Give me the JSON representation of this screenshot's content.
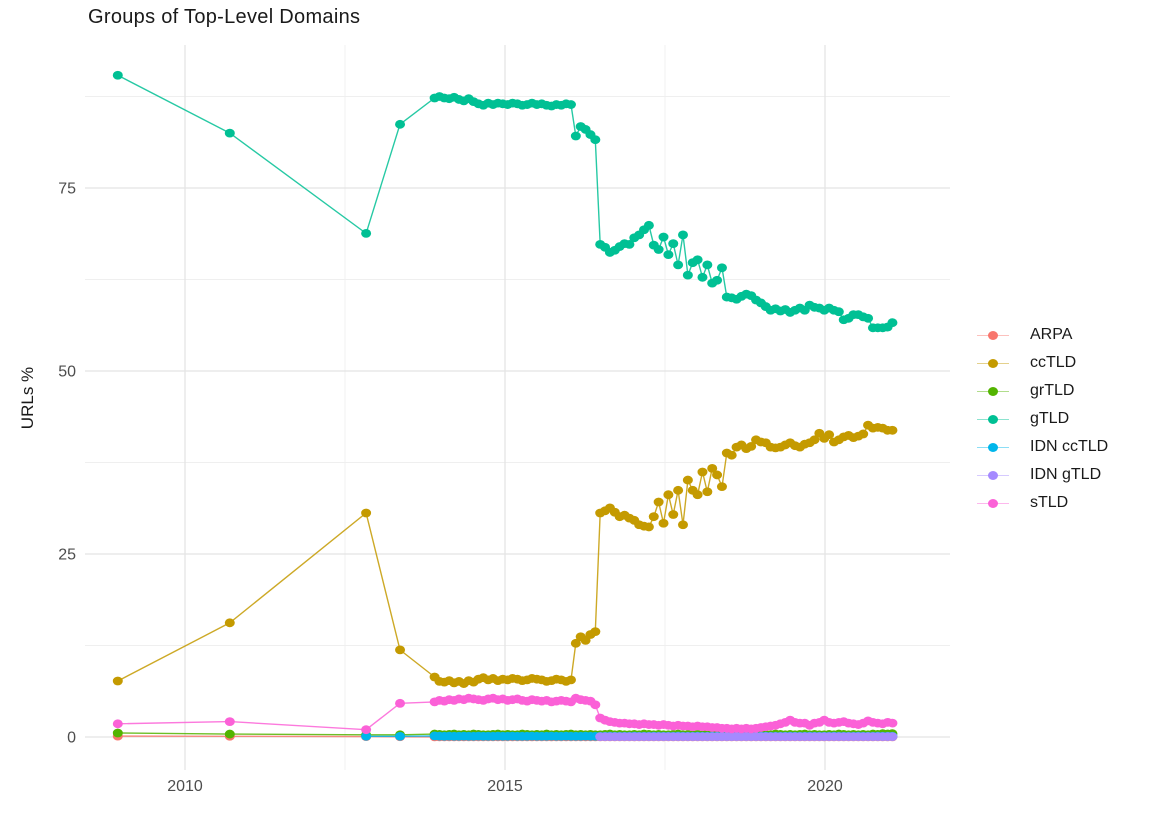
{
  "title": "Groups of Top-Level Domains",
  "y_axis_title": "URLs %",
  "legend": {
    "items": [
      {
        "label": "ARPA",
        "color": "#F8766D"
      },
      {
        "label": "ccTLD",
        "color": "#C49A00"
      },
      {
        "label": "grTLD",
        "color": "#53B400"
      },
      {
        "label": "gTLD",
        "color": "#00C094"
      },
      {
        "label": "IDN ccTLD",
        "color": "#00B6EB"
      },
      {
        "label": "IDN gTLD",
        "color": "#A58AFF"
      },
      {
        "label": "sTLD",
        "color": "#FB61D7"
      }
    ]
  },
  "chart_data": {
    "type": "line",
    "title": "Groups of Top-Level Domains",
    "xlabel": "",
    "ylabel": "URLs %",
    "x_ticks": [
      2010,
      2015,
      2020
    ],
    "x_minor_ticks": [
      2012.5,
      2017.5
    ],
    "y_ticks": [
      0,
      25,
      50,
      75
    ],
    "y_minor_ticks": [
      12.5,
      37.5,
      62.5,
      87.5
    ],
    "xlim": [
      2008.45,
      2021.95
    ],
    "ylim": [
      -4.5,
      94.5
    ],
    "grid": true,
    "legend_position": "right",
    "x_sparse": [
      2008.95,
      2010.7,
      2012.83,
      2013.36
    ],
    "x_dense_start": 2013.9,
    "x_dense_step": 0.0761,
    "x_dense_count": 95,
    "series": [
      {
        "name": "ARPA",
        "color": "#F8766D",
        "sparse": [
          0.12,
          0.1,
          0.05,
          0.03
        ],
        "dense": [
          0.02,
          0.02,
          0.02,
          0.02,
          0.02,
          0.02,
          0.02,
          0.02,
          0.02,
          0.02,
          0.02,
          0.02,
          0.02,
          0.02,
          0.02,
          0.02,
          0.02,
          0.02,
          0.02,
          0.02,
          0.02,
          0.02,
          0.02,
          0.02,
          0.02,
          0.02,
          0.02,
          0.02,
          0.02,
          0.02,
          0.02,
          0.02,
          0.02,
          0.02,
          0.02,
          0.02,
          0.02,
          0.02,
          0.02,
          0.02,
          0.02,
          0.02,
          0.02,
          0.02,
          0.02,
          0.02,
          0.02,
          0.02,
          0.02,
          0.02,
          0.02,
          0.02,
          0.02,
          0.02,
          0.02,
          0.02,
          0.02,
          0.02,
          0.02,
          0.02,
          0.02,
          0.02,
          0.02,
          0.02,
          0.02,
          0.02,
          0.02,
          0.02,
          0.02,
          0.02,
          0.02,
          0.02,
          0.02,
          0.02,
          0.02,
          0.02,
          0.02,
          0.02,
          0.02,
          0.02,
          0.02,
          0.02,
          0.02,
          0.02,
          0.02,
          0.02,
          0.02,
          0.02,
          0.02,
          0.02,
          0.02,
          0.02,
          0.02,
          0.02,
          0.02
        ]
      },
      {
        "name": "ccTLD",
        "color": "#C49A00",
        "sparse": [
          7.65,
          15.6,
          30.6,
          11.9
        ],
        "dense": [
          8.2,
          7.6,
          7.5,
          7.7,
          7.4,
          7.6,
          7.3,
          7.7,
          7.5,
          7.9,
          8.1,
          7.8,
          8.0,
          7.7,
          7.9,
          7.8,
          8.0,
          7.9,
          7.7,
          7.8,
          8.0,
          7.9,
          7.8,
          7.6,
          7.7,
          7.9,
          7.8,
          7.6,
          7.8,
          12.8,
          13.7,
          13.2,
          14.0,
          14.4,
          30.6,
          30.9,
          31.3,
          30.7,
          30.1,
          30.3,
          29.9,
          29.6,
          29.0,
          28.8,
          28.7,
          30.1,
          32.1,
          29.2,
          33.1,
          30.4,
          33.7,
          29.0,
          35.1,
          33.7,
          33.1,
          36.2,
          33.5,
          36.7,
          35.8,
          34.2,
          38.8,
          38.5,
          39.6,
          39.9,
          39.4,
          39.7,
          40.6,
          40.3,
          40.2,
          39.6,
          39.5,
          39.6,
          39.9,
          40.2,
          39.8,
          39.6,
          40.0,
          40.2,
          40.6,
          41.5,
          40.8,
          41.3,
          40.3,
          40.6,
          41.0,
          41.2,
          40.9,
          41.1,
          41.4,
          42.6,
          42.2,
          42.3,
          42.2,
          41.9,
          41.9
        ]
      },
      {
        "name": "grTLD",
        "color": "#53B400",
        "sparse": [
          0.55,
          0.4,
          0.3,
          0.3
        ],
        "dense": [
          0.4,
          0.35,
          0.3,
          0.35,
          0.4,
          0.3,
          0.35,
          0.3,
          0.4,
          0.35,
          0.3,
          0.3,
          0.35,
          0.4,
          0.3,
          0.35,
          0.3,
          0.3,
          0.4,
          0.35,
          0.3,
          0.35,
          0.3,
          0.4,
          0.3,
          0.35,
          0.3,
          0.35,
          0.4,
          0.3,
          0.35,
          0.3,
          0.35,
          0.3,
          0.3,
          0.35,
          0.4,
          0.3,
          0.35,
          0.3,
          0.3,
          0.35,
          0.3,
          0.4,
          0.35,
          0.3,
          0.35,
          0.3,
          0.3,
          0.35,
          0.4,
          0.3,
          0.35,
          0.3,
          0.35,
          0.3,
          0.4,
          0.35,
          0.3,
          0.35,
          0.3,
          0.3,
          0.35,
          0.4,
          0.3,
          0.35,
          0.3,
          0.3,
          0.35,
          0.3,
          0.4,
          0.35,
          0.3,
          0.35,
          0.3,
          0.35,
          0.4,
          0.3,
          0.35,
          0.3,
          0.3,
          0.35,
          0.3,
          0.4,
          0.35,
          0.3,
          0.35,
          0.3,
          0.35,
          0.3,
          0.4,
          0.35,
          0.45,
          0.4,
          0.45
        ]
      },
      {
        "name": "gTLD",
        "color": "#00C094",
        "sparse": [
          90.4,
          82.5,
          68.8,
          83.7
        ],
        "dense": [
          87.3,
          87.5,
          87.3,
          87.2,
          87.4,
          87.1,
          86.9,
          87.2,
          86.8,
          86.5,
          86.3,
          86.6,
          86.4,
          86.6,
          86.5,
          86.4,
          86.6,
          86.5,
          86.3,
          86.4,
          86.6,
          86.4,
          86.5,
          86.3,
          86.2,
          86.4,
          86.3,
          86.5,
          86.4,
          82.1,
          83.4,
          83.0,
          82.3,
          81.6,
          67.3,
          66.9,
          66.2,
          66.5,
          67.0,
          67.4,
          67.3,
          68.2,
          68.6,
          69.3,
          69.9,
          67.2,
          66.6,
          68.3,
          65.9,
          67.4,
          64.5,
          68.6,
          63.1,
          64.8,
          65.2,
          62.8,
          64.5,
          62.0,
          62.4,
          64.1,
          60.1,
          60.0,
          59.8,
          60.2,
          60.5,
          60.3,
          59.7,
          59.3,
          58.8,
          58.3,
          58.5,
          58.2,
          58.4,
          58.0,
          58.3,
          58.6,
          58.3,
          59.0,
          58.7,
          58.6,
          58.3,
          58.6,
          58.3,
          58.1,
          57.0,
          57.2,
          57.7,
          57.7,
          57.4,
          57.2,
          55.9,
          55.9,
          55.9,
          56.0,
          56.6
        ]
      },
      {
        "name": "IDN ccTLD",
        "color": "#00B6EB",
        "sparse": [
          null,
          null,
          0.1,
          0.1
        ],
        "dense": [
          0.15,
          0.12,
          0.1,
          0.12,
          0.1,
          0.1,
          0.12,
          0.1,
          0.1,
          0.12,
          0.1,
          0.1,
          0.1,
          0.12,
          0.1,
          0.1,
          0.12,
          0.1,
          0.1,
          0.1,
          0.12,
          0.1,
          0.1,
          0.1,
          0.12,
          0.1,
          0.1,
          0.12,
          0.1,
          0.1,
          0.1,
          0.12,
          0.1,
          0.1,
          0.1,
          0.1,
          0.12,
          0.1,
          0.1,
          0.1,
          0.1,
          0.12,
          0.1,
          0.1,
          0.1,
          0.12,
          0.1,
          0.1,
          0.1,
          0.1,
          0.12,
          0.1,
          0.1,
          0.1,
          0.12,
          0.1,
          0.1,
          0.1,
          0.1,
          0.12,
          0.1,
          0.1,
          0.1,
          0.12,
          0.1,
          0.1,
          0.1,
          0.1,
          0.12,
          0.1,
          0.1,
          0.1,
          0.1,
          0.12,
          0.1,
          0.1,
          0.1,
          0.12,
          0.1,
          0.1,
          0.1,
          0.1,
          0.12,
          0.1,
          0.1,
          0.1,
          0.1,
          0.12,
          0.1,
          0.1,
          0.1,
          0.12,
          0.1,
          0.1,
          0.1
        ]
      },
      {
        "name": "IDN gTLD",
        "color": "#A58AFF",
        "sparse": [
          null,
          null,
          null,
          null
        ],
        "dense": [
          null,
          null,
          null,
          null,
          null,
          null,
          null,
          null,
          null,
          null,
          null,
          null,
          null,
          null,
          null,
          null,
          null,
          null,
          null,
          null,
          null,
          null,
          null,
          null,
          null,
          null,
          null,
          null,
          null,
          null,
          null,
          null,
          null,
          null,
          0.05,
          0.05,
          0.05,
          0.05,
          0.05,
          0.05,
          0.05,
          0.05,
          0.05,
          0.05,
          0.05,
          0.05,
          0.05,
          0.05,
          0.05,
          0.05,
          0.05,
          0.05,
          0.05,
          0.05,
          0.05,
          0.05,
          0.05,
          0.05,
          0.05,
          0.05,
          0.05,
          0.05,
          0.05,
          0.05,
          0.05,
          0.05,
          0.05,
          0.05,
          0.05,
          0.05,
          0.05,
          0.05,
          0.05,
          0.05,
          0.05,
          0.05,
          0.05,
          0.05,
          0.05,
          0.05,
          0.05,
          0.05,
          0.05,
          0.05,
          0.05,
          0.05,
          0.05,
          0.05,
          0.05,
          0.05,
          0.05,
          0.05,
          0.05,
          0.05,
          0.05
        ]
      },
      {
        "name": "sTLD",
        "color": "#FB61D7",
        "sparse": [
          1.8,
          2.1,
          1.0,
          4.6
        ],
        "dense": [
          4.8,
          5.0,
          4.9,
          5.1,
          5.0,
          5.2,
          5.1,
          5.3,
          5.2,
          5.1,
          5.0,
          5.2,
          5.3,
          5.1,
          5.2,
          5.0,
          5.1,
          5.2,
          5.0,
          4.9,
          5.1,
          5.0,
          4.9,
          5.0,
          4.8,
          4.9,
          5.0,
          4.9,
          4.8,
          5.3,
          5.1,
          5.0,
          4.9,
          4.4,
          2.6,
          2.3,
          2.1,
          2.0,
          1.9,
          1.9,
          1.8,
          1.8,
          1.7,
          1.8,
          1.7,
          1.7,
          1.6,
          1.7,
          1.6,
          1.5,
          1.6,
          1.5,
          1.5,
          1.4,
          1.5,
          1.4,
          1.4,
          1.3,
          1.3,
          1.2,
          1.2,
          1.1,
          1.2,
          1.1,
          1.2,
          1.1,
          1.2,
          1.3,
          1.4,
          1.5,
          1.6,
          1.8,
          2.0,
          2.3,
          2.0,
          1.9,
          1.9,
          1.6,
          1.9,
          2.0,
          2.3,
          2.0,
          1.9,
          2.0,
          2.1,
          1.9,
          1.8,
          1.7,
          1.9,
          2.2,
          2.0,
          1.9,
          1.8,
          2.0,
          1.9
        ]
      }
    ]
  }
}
============
Request —
Report the number of lines in the entries above that include the string "gTLD". Give nothing but the number.

Solution for this problem —
4